BEGIN Data for this exercise

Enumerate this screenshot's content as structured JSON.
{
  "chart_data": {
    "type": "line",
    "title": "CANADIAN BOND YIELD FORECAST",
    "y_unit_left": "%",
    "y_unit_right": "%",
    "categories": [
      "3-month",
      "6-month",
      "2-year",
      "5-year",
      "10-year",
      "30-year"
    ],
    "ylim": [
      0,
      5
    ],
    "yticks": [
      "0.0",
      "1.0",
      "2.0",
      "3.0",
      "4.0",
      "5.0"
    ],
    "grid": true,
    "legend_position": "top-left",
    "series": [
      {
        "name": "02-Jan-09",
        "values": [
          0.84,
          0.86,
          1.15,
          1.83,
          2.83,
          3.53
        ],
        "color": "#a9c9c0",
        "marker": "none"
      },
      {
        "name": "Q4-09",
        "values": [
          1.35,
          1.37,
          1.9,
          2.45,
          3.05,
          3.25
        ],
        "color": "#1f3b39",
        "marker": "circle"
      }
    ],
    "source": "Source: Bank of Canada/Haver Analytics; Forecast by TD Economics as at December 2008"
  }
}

END Data for this exercise

__Your task__.
What do the records say? Quote them all exactly.

__Result for this task__.
Enumerate this screenshot's content as structured JSON.
{
  "chart_data": {
    "type": "line",
    "title": "CANADIAN BOND YIELD FORECAST",
    "y_unit_left": "%",
    "y_unit_right": "%",
    "categories": [
      "3-month",
      "6-month",
      "2-year",
      "5-year",
      "10-year",
      "30-year"
    ],
    "ylim": [
      0,
      5
    ],
    "yticks": [
      "0.0",
      "1.0",
      "2.0",
      "3.0",
      "4.0",
      "5.0"
    ],
    "grid": true,
    "legend_position": "top-left",
    "series": [
      {
        "name": "02-Jan-09",
        "values": [
          0.84,
          0.86,
          1.15,
          1.83,
          2.83,
          3.53
        ],
        "color": "#a9c9c0",
        "marker": "none"
      },
      {
        "name": "Q4-09",
        "values": [
          1.35,
          1.37,
          1.9,
          2.45,
          3.05,
          3.25
        ],
        "color": "#1f3b39",
        "marker": "circle"
      }
    ],
    "source": "Source: Bank of Canada/Haver Analytics; Forecast by TD Economics as at December 2008"
  }
}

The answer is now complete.